• [DIRECTION] Locate and copy all lines bearing the word "Schoor".

• [RECORDS FOR THIS EXERCISE]
-- begin --

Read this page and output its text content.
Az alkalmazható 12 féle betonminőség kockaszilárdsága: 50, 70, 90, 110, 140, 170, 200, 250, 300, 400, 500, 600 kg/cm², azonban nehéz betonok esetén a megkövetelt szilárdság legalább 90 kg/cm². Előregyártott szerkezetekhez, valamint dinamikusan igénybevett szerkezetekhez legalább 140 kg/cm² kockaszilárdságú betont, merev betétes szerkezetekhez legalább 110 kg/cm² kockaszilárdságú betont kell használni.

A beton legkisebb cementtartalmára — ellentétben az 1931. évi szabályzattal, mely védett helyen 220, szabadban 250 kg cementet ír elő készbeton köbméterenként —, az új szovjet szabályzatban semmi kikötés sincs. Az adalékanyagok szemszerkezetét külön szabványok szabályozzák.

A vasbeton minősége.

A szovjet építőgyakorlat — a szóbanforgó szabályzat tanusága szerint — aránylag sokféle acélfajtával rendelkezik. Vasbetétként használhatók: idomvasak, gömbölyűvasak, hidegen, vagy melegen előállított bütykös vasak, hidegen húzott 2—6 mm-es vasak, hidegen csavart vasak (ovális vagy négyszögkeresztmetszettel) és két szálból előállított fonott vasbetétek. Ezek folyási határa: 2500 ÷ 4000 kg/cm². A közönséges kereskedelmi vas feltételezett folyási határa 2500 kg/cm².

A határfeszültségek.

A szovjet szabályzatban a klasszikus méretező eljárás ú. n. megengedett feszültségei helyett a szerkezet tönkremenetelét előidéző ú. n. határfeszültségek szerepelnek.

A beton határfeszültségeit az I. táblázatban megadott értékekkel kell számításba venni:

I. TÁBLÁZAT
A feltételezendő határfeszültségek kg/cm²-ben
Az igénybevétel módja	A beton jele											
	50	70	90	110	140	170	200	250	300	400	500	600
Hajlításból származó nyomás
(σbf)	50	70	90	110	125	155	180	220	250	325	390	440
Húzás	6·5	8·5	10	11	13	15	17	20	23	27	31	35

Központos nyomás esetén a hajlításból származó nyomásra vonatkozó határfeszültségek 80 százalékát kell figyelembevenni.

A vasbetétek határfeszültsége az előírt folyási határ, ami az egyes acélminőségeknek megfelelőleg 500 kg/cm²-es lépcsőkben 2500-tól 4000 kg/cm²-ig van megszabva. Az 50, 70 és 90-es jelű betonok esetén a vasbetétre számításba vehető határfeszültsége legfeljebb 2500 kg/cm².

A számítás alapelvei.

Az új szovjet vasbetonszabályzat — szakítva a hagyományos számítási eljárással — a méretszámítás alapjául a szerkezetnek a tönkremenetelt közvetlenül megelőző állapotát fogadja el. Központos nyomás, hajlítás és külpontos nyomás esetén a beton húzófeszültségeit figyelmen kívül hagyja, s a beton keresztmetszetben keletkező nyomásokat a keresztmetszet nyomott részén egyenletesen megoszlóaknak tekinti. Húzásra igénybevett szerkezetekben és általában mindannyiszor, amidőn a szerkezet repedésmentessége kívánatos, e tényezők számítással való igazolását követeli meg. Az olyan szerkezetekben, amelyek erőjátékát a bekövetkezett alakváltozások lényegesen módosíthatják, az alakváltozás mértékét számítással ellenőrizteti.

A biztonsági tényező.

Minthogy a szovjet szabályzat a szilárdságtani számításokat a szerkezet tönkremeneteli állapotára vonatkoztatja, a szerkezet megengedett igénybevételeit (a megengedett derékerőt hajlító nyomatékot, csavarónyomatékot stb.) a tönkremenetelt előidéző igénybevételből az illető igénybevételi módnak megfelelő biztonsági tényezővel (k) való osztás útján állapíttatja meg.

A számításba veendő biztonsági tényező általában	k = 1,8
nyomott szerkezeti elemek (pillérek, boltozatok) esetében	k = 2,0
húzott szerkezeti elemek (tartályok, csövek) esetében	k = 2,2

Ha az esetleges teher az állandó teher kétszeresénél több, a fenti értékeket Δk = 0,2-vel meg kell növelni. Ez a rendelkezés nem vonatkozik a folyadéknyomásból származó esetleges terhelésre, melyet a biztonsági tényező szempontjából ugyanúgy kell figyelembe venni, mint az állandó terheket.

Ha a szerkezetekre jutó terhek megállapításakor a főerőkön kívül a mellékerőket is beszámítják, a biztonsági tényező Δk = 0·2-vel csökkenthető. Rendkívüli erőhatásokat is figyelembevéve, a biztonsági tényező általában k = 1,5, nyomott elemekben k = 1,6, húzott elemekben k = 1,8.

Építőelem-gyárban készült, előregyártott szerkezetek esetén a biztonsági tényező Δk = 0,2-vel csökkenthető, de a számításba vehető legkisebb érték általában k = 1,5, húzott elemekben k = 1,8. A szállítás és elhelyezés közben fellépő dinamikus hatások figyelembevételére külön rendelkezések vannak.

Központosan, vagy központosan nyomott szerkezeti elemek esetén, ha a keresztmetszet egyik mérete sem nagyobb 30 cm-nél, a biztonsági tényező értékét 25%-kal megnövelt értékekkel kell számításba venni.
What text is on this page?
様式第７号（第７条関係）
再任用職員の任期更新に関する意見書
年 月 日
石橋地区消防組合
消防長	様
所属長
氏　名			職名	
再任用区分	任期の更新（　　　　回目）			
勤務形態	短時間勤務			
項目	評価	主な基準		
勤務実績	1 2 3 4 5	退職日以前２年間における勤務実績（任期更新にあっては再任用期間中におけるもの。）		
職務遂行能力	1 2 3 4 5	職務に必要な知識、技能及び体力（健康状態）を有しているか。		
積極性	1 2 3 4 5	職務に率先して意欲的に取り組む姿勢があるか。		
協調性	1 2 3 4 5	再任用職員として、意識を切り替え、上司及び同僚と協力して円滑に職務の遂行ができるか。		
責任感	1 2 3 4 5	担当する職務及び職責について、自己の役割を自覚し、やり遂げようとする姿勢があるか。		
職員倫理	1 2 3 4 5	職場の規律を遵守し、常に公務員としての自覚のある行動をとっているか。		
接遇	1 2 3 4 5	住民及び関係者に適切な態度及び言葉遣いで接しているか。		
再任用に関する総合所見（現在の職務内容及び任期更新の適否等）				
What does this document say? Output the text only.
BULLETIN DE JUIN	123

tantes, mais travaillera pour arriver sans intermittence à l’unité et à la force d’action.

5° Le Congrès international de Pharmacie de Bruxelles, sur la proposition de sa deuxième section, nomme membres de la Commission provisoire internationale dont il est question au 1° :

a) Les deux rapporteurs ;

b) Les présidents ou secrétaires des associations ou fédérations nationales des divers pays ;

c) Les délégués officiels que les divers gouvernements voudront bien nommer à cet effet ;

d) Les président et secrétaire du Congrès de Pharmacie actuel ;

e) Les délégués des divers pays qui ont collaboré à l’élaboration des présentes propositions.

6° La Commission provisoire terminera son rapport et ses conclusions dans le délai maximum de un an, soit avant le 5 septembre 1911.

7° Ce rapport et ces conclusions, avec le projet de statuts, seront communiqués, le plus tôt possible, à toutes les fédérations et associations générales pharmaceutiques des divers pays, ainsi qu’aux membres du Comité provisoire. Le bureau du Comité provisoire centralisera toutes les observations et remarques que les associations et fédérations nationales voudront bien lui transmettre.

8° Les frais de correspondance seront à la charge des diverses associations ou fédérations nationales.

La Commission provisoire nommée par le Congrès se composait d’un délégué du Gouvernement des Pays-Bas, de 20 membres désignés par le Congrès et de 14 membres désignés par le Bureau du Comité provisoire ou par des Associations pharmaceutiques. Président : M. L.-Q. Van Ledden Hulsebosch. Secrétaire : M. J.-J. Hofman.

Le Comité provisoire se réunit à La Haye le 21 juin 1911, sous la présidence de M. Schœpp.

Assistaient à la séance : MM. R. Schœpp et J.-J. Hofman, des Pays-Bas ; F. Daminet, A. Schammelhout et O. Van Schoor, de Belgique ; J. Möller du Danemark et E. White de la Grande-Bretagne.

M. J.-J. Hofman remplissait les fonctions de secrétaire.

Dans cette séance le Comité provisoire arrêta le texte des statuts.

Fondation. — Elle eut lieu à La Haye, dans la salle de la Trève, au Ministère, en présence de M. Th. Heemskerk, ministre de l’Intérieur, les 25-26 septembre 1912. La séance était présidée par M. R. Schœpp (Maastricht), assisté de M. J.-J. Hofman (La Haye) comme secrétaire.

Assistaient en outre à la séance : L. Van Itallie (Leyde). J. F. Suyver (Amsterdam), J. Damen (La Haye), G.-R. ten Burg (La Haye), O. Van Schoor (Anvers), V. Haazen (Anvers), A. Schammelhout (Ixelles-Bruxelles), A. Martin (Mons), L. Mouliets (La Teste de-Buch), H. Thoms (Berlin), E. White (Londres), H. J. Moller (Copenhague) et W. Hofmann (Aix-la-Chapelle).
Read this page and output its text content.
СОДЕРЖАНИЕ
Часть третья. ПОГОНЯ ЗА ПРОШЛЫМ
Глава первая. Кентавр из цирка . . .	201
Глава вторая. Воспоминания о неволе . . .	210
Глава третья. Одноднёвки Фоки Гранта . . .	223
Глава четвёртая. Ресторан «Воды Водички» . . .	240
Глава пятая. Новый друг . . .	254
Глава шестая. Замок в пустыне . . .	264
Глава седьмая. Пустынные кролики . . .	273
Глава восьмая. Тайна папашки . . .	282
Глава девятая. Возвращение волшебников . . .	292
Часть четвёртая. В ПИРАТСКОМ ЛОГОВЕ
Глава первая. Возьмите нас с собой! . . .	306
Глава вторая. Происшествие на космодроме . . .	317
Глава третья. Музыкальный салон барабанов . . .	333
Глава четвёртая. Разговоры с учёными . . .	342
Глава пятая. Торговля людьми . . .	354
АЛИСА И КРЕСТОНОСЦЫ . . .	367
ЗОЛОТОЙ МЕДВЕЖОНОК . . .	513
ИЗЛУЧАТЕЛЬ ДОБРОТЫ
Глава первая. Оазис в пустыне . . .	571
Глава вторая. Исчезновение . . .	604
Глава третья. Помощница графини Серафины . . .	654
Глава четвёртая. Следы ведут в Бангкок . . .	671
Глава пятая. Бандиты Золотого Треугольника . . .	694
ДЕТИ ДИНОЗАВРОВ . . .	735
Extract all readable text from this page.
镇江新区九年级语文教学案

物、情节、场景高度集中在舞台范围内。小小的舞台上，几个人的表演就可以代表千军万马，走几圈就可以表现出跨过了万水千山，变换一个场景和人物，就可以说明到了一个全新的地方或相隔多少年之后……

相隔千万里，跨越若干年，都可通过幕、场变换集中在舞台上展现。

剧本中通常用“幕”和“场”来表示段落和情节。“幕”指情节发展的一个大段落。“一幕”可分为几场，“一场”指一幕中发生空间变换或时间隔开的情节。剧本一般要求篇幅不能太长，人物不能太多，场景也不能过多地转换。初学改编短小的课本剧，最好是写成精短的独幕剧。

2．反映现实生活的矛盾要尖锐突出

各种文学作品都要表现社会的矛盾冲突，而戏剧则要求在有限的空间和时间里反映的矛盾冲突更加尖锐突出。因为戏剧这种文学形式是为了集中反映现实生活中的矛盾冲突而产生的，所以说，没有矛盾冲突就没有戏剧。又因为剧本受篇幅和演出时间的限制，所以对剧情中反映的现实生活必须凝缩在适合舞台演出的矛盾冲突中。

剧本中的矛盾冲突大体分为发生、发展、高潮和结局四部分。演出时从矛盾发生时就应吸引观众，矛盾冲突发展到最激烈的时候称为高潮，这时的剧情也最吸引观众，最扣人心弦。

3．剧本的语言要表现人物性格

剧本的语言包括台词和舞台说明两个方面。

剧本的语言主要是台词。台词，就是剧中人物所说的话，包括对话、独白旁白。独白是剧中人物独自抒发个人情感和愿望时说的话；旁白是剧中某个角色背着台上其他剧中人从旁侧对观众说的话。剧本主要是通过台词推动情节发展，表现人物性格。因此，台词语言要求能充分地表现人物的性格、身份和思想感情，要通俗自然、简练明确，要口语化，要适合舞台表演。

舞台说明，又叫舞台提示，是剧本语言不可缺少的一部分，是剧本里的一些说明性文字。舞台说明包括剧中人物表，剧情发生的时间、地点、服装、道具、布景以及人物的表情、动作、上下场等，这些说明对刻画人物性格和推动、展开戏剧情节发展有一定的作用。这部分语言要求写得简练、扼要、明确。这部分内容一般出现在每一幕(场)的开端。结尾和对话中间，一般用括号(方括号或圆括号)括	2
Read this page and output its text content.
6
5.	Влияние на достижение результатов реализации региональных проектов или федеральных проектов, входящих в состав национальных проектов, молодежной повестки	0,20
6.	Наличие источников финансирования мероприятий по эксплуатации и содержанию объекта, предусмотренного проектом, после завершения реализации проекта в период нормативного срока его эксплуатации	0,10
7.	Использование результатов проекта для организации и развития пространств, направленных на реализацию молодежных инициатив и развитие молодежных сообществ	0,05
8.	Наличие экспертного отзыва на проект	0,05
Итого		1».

-- end --

• [RESPONSE]
Assistaient à la séance : MM. R. Schœpp et J.-J. Hofman, des Pays-Bas ; F. Daminet, A. Schammelhout et O. Van Schoor, de Belgique ; J. Möller du Danemark et E. White de la Grande-Bretagne.
Assistaient en outre à la séance : L. Van Itallie (Leyde). J. F. Suyver (Amsterdam), J. Damen (La Haye), G.-R. ten Burg (La Haye), O. Van Schoor (Anvers), V. Haazen (Anvers), A. Schammelhout (Ixelles-Bruxelles), A. Martin (Mons), L. Mouliets (La Teste de-Buch), H. Thoms (Berlin), E. White (Londres), H. J. Moller (Copenhague) et W. Hofmann (Aix-la-Chapelle).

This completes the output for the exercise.